**JOB**
Repeat the listing word for word. No pictures belong in the copy.

**GIVEN INFORMATION**
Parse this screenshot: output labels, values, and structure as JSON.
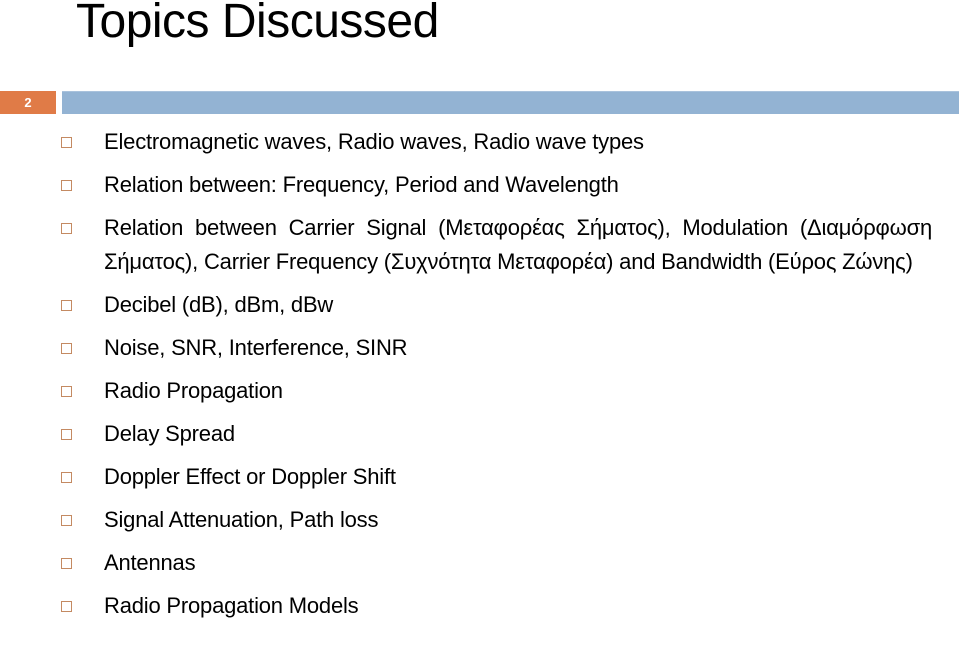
{
  "slide": {
    "title": "Topics Discussed",
    "page_number": "2",
    "colors": {
      "page_number_box": "#e07b47",
      "header_bar": "#93b3d3",
      "bullet": "#c48a62",
      "text": "#000000"
    }
  },
  "topics": [
    {
      "text": "Electromagnetic waves, Radio waves, Radio wave types",
      "bullet_icon": "hollow-square-bullet"
    },
    {
      "text": "Relation between: Frequency, Period and Wavelength",
      "bullet_icon": "hollow-square-bullet"
    },
    {
      "text": "Relation between Carrier Signal (Μεταφορέας Σήματος), Modulation (Διαμόρφωση Σήματος), Carrier Frequency (Συχνότητα Μεταφορέα) and Bandwidth (Εύρος Ζώνης)",
      "bullet_icon": "hollow-square-bullet"
    },
    {
      "text": "Decibel (dB), dBm, dBw",
      "bullet_icon": "hollow-square-bullet"
    },
    {
      "text": "Noise, SNR, Interference, SINR",
      "bullet_icon": "hollow-square-bullet"
    },
    {
      "text": "Radio Propagation",
      "bullet_icon": "hollow-square-bullet"
    },
    {
      "text": "Delay Spread",
      "bullet_icon": "hollow-square-bullet"
    },
    {
      "text": "Doppler Effect or Doppler Shift",
      "bullet_icon": "hollow-square-bullet"
    },
    {
      "text": "Signal Attenuation, Path loss",
      "bullet_icon": "hollow-square-bullet"
    },
    {
      "text": "Antennas",
      "bullet_icon": "hollow-square-bullet"
    },
    {
      "text": "Radio Propagation Models",
      "bullet_icon": "hollow-square-bullet"
    }
  ]
}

**SOLUTION**
Parse this screenshot: output labels, values, and structure as JSON.
{
  "slide": {
    "title": "Topics Discussed",
    "page_number": "2",
    "colors": {
      "page_number_box": "#e07b47",
      "header_bar": "#93b3d3",
      "bullet": "#c48a62",
      "text": "#000000"
    }
  },
  "topics": [
    {
      "text": "Electromagnetic waves, Radio waves, Radio wave types",
      "bullet_icon": "hollow-square-bullet"
    },
    {
      "text": "Relation between: Frequency, Period and Wavelength",
      "bullet_icon": "hollow-square-bullet"
    },
    {
      "text": "Relation between Carrier Signal (Μεταφορέας Σήματος), Modulation (Διαμόρφωση Σήματος), Carrier Frequency (Συχνότητα Μεταφορέα) and Bandwidth (Εύρος Ζώνης)",
      "bullet_icon": "hollow-square-bullet"
    },
    {
      "text": "Decibel (dB), dBm, dBw",
      "bullet_icon": "hollow-square-bullet"
    },
    {
      "text": "Noise, SNR, Interference, SINR",
      "bullet_icon": "hollow-square-bullet"
    },
    {
      "text": "Radio Propagation",
      "bullet_icon": "hollow-square-bullet"
    },
    {
      "text": "Delay Spread",
      "bullet_icon": "hollow-square-bullet"
    },
    {
      "text": "Doppler Effect or Doppler Shift",
      "bullet_icon": "hollow-square-bullet"
    },
    {
      "text": "Signal Attenuation, Path loss",
      "bullet_icon": "hollow-square-bullet"
    },
    {
      "text": "Antennas",
      "bullet_icon": "hollow-square-bullet"
    },
    {
      "text": "Radio Propagation Models",
      "bullet_icon": "hollow-square-bullet"
    }
  ]
}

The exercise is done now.